─── Given data ───

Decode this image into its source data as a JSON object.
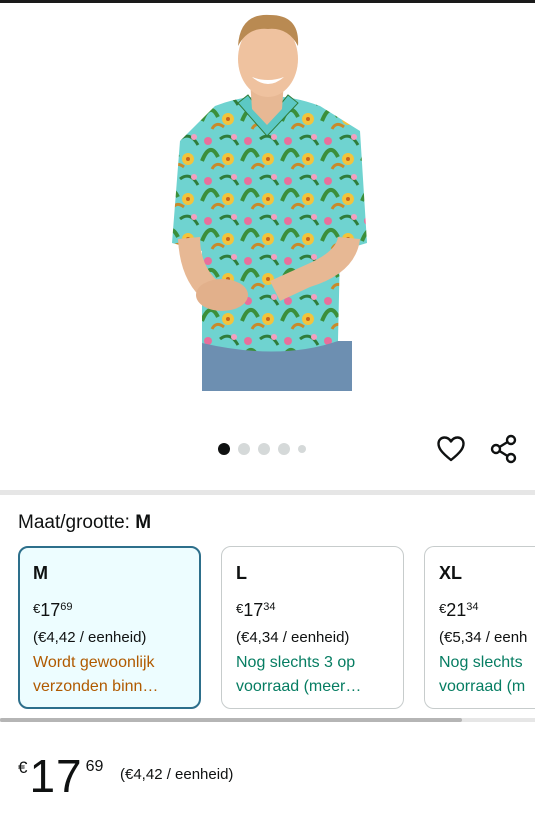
{
  "gallery": {
    "image_alt": "Man in Hawaiian floral shirt",
    "dot_count": 5,
    "active_dot": 0
  },
  "actions": {
    "wishlist_icon": "heart-icon",
    "share_icon": "share-icon"
  },
  "size_selector": {
    "label": "Maat/grootte:",
    "selected": "M"
  },
  "variants": [
    {
      "size": "M",
      "price_currency": "€",
      "price_whole": "17",
      "price_fraction": "69",
      "unit_price": "(€4,42 / eenheid)",
      "availability": "Wordt gewoonlijk",
      "availability_line2": "verzonden binn…",
      "availability_color": "#b05a00",
      "selected": true
    },
    {
      "size": "L",
      "price_currency": "€",
      "price_whole": "17",
      "price_fraction": "34",
      "unit_price": "(€4,34 / eenheid)",
      "availability": "Nog slechts 3 op",
      "availability_line2": "voorraad (meer…",
      "availability_color": "#067d62",
      "selected": false
    },
    {
      "size": "XL",
      "price_currency": "€",
      "price_whole": "21",
      "price_fraction": "34",
      "unit_price": "(€5,34 / eenh",
      "availability": "Nog slechts",
      "availability_line2": "voorraad (m",
      "availability_color": "#067d62",
      "selected": false
    }
  ],
  "main_price": {
    "currency": "€",
    "whole": "17",
    "fraction": "69",
    "unit_price": "(€4,42 / eenheid)"
  },
  "colors": {
    "selected_border": "#2d6f8b",
    "selected_bg": "#edfdff",
    "orange": "#b05a00",
    "green": "#067d62"
  }
}
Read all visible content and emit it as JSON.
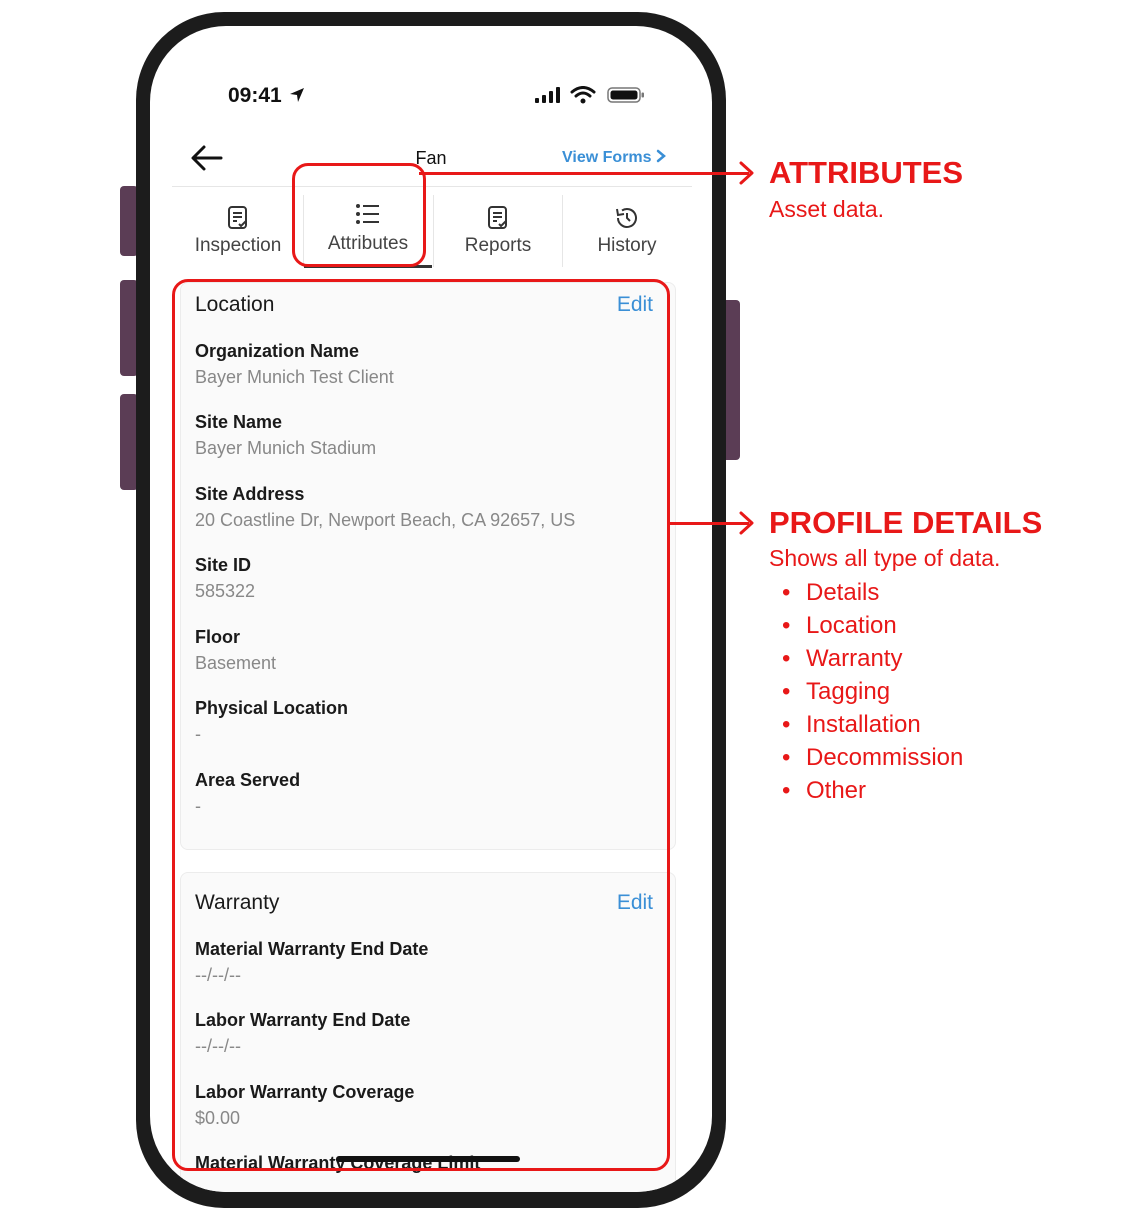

───

**What to do:** Output a single number: how many lines contain the word "voorraad".

**Answer in full:** 2